Rewrite as a JSON list of strings, one string per line, the data that opens with the line containing "tool-select-icon[interactable] — [932, 150, 954, 172]" and closes with the line containing "supported-formats: Supported formats: DXF, DWG", both included, leaving out blank lines.
----
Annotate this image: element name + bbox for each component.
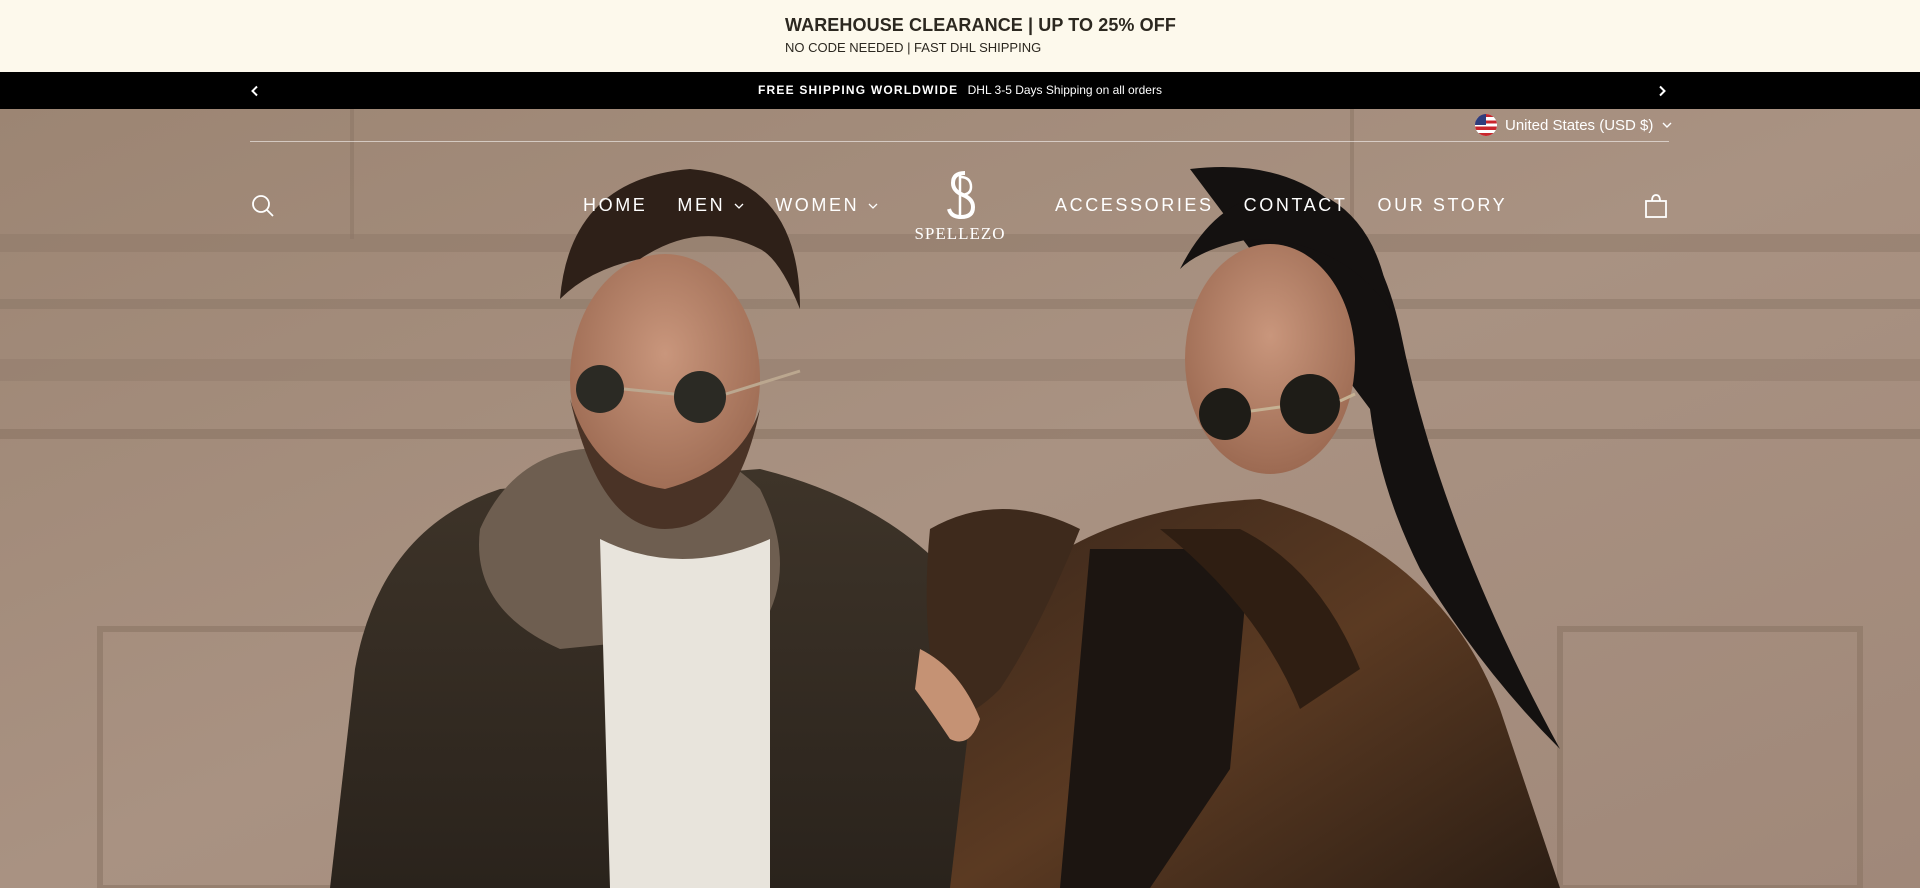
announcement-bold-text: FREE SHIPPING WORLDWIDE [758, 83, 959, 97]
nav-item-accessories[interactable]: ACCESSORIES [1055, 195, 1214, 216]
logo-monogram-icon [947, 171, 976, 220]
site-header: United States (USD $) HOME MEN WOMEN SPE… [0, 109, 1920, 259]
announcement-detail-text: DHL 3-5 Days Shipping on all orders [967, 83, 1162, 97]
header-divider [250, 141, 1669, 142]
announcement-next-button[interactable] [1651, 80, 1673, 102]
site-logo[interactable]: SPELLEZO [905, 169, 1015, 249]
currency-selector[interactable]: United States (USD $) [1475, 113, 1673, 137]
chevron-right-icon [1659, 85, 1666, 97]
nav-item-label: HOME [583, 195, 648, 215]
nav-item-women[interactable]: WOMEN [775, 195, 879, 216]
nav-item-contact[interactable]: CONTACT [1244, 195, 1348, 216]
nav-item-our-story[interactable]: OUR STORY [1378, 195, 1508, 216]
nav-item-label: WOMEN [775, 195, 860, 215]
announcement-text: FREE SHIPPING WORLDWIDE DHL 3-5 Days Shi… [0, 83, 1920, 97]
promo-banner: WAREHOUSE CLEARANCE | UP TO 25% OFF NO C… [0, 0, 1920, 72]
nav-item-home[interactable]: HOME [583, 195, 647, 216]
promo-content: WAREHOUSE CLEARANCE | UP TO 25% OFF NO C… [785, 15, 1176, 55]
chevron-down-icon [734, 203, 744, 209]
currency-label: United States (USD $) [1505, 116, 1654, 134]
logo-wordmark: SPELLEZO [914, 224, 1006, 243]
cart-button[interactable] [1643, 193, 1669, 219]
search-icon [252, 195, 274, 217]
search-button[interactable] [250, 193, 276, 219]
primary-nav-left: HOME MEN WOMEN [583, 195, 909, 216]
promo-subtitle: NO CODE NEEDED | FAST DHL SHIPPING [785, 40, 1042, 55]
us-flag-icon [1475, 114, 1497, 136]
nav-item-label: CONTACT [1243, 195, 1348, 215]
chevron-down-icon [868, 203, 878, 209]
primary-nav-right: ACCESSORIES CONTACT OUR STORY [1055, 195, 1537, 216]
shopping-bag-icon [1645, 194, 1667, 218]
promo-title: WAREHOUSE CLEARANCE | UP TO 25% OFF [785, 15, 1176, 35]
nav-item-label: MEN [677, 195, 726, 215]
nav-item-label: OUR STORY [1377, 195, 1508, 215]
chevron-down-icon [1662, 122, 1672, 128]
nav-item-men[interactable]: MEN [677, 195, 745, 216]
announcement-bar: FREE SHIPPING WORLDWIDE DHL 3-5 Days Shi… [0, 72, 1920, 109]
nav-item-label: ACCESSORIES [1055, 195, 1214, 215]
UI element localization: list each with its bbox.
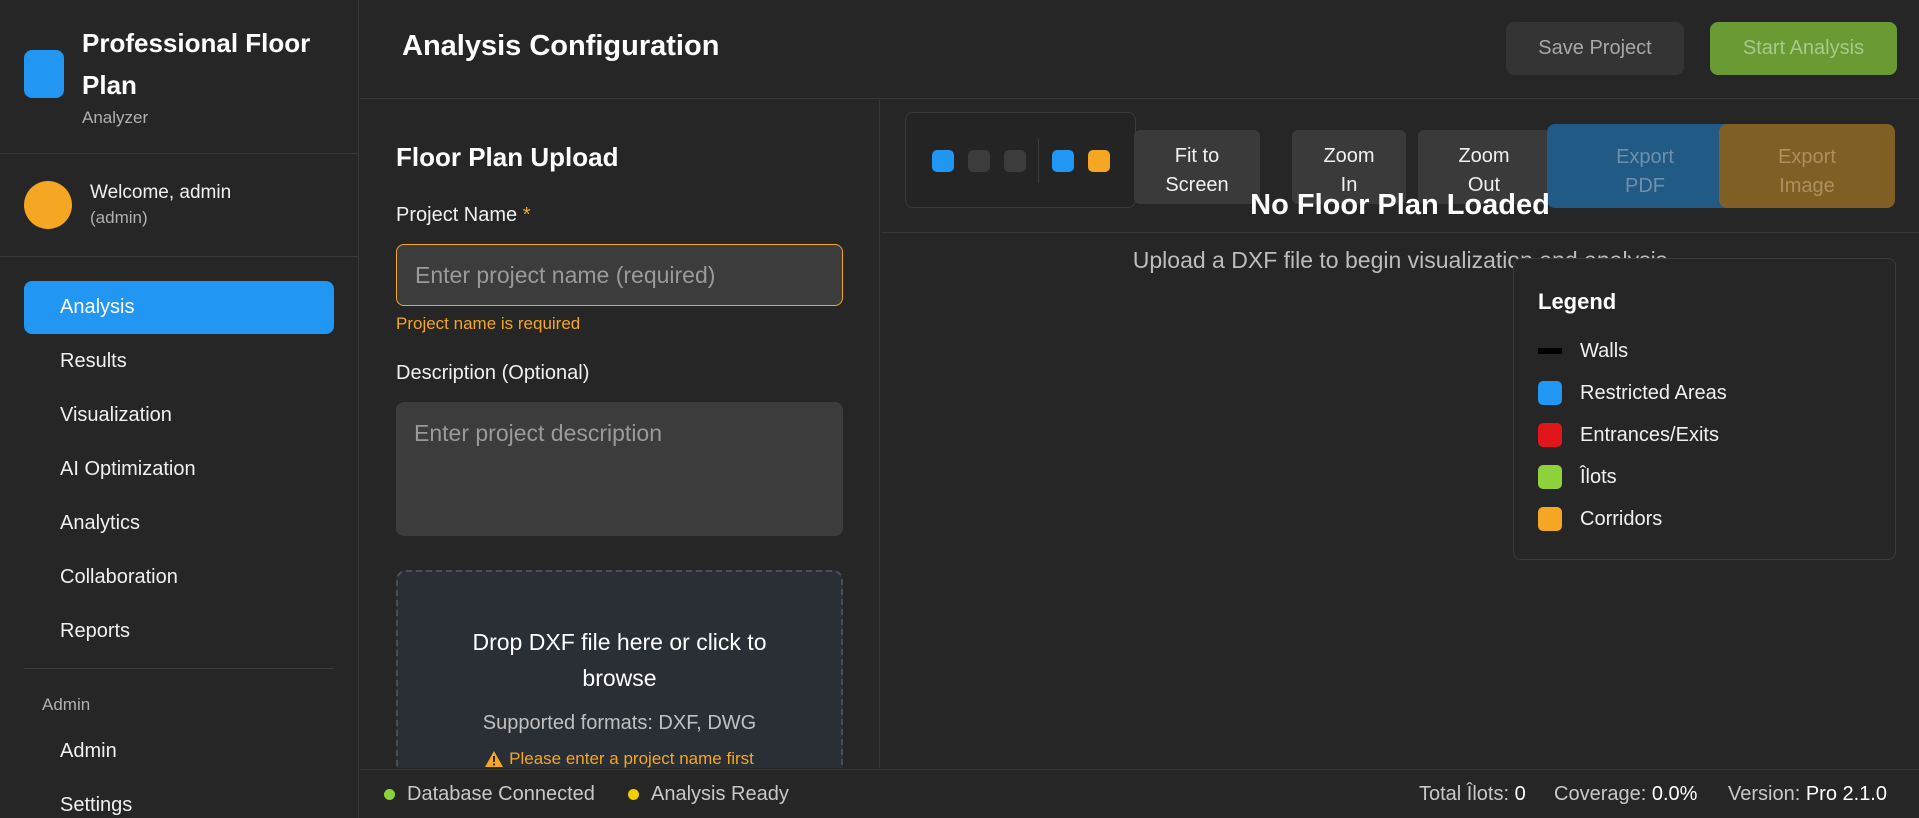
tool-select-icon[interactable] — [932, 150, 954, 172]
description-label: Description (Optional) — [396, 362, 590, 384]
total-ilots-value: 0 — [1514, 783, 1526, 805]
ilots-swatch — [1538, 465, 1562, 489]
nav-item-collaboration[interactable]: Collaboration — [24, 551, 334, 604]
project-name-label: Project Name * — [396, 204, 531, 226]
supported-formats: Supported formats: DXF, DWG — [482, 712, 757, 734]
app-subtitle: Analyzer — [82, 108, 149, 127]
dropzone-warning: Please enter a project name first — [398, 749, 841, 768]
nav-item-reports[interactable]: Reports — [24, 605, 334, 658]
floor-plan-viewer: Fit to Screen Zoom In Zoom Out Export PDF Ex… — [881, 100, 1919, 768]
restricted-areas-swatch — [1538, 381, 1562, 405]
nav-item-analysis[interactable]: Analysis — [24, 281, 334, 334]
legend-item-entrances-exits: Entrances/Exits — [1538, 421, 1719, 449]
nav-item-ai-optimization[interactable]: AI Optimization — [24, 443, 334, 496]
nav-item-analytics[interactable]: Analytics — [24, 497, 334, 550]
legend-item-corridors: Corridors — [1538, 505, 1662, 533]
db-status-dot — [384, 789, 395, 800]
legend-item-ilots: Îlots — [1538, 463, 1617, 491]
nav-item-results[interactable]: Results — [24, 335, 334, 388]
coverage-stat: Coverage: 0.0% — [1554, 783, 1698, 805]
dropzone-text: Drop DXF file here or click to browse — [472, 629, 767, 691]
corridors-swatch — [1538, 507, 1562, 531]
legend-panel: Legend Walls Restricted Areas Entrances/… — [1513, 258, 1896, 560]
toolbar-divider — [881, 232, 1919, 233]
analysis-status: Analysis Ready — [628, 783, 789, 806]
start-analysis-button[interactable]: Start Analysis — [1710, 22, 1897, 75]
coverage-value: 0.0% — [1651, 783, 1698, 805]
app-title: Professional Floor Plan — [82, 28, 311, 100]
legend-title: Legend — [1538, 289, 1617, 314]
status-bar: Database Connected Analysis Ready Total … — [360, 769, 1919, 818]
nav-item-visualization[interactable]: Visualization — [24, 389, 334, 442]
required-mark: * — [522, 204, 531, 226]
warning-icon — [485, 751, 504, 767]
tool-separator — [1038, 139, 1039, 183]
project-name-input[interactable] — [396, 244, 843, 306]
legend-item-restricted-areas: Restricted Areas — [1538, 379, 1727, 407]
project-name-error: Project name is required — [396, 314, 581, 333]
nav-divider — [24, 668, 334, 669]
description-field[interactable] — [396, 402, 843, 536]
nav-item-admin[interactable]: Admin — [24, 725, 334, 778]
version-value: Pro 2.1.0 — [1805, 783, 1887, 805]
analysis-status-dot — [628, 789, 639, 800]
nav-section-admin: Admin — [42, 695, 91, 714]
user-panel: Welcome, admin (admin) — [0, 154, 358, 257]
total-ilots-stat: Total Îlots: 0 — [1419, 783, 1526, 805]
save-project-button[interactable]: Save Project — [1506, 22, 1684, 75]
walls-swatch — [1538, 348, 1562, 354]
layer-corridors-icon[interactable] — [1088, 150, 1110, 172]
file-dropzone[interactable]: Drop DXF file here or click to browse Su… — [396, 570, 843, 768]
tool-pan-icon[interactable] — [968, 150, 990, 172]
avatar[interactable] — [24, 181, 72, 229]
brand-header: Professional Floor Plan Analyzer — [0, 0, 358, 154]
user-role: (admin) — [90, 208, 148, 227]
page-header: Analysis Configuration Save Project Star… — [360, 0, 1919, 99]
db-status: Database Connected — [384, 783, 595, 806]
app-window: Professional Floor Plan Analyzer Welcome… — [0, 0, 1919, 818]
layer-restricted-icon[interactable] — [1052, 150, 1074, 172]
main-nav: Analysis Results Visualization AI Optimi… — [0, 257, 358, 818]
version-stat: Version: Pro 2.1.0 — [1728, 783, 1887, 805]
sidebar: Professional Floor Plan Analyzer Welcome… — [0, 0, 359, 818]
entrances-exits-swatch — [1538, 423, 1562, 447]
page-title: Analysis Configuration — [402, 30, 720, 62]
empty-state-title: No Floor Plan Loaded — [1250, 189, 1550, 221]
nav-item-settings[interactable]: Settings — [24, 779, 334, 818]
tool-measure-icon[interactable] — [1004, 150, 1026, 172]
config-panel: Floor Plan Upload Project Name * Project… — [360, 100, 880, 768]
welcome-text: Welcome, admin — [90, 182, 232, 203]
app-logo-icon — [24, 50, 64, 98]
legend-item-walls: Walls — [1538, 337, 1628, 365]
upload-section-title: Floor Plan Upload — [396, 142, 619, 172]
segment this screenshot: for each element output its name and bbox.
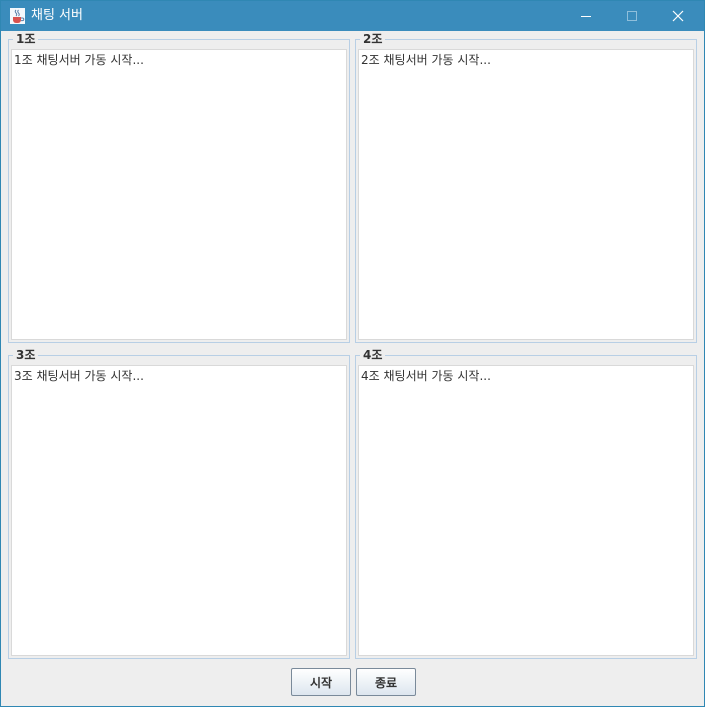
content-pane: 1조 1조 채팅서버 가동 시작... 2조 2조 채팅서버 가동 시작... … (1, 31, 704, 706)
group-panel-3: 3조 3조 채팅서버 가동 시작... (8, 347, 350, 659)
log-textarea-3[interactable]: 3조 채팅서버 가동 시작... (11, 365, 347, 656)
minimize-icon (581, 16, 591, 17)
minimize-button[interactable] (563, 1, 609, 31)
close-icon (672, 10, 684, 22)
title-bar[interactable]: 채팅 서버 (1, 1, 704, 31)
group-title-3: 3조 (13, 347, 39, 363)
log-textarea-4[interactable]: 4조 채팅서버 가동 시작... (358, 365, 694, 656)
stop-button[interactable]: 종료 (356, 668, 416, 696)
chat-server-window: 채팅 서버 1조 1조 채팅서버 가동 시작... 2조 2조 채팅서버 가동 … (0, 0, 705, 707)
start-button[interactable]: 시작 (291, 668, 351, 696)
group-title-1: 1조 (13, 31, 39, 47)
java-coffee-icon (10, 8, 25, 24)
group-panel-2: 2조 2조 채팅서버 가동 시작... (355, 31, 697, 343)
maximize-icon (627, 11, 637, 21)
maximize-button[interactable] (609, 1, 655, 31)
window-title: 채팅 서버 (31, 8, 83, 23)
log-textarea-2[interactable]: 2조 채팅서버 가동 시작... (358, 49, 694, 340)
group-panel-1: 1조 1조 채팅서버 가동 시작... (8, 31, 350, 343)
group-title-2: 2조 (360, 31, 386, 47)
group-title-4: 4조 (360, 347, 386, 363)
group-panel-4: 4조 4조 채팅서버 가동 시작... (355, 347, 697, 659)
log-textarea-1[interactable]: 1조 채팅서버 가동 시작... (11, 49, 347, 340)
close-button[interactable] (655, 1, 701, 31)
----
* **Solved problem**
[
  "tool-select-icon[interactable] — [932, 150, 954, 172]",
  "description-label: Description (Optional) — [396, 362, 590, 384]",
  "total-ilots-value: 0 — [1514, 783, 1526, 805]",
  "ilots-swatch — [1538, 465, 1562, 489]",
  "nav-item-collaboration[interactable]: Collaboration — [24, 551, 334, 604]",
  "project-name-label: Project Name * — [396, 204, 531, 226]",
  "supported-formats: Supported formats: DXF, DWG — [482, 712, 757, 734]"
]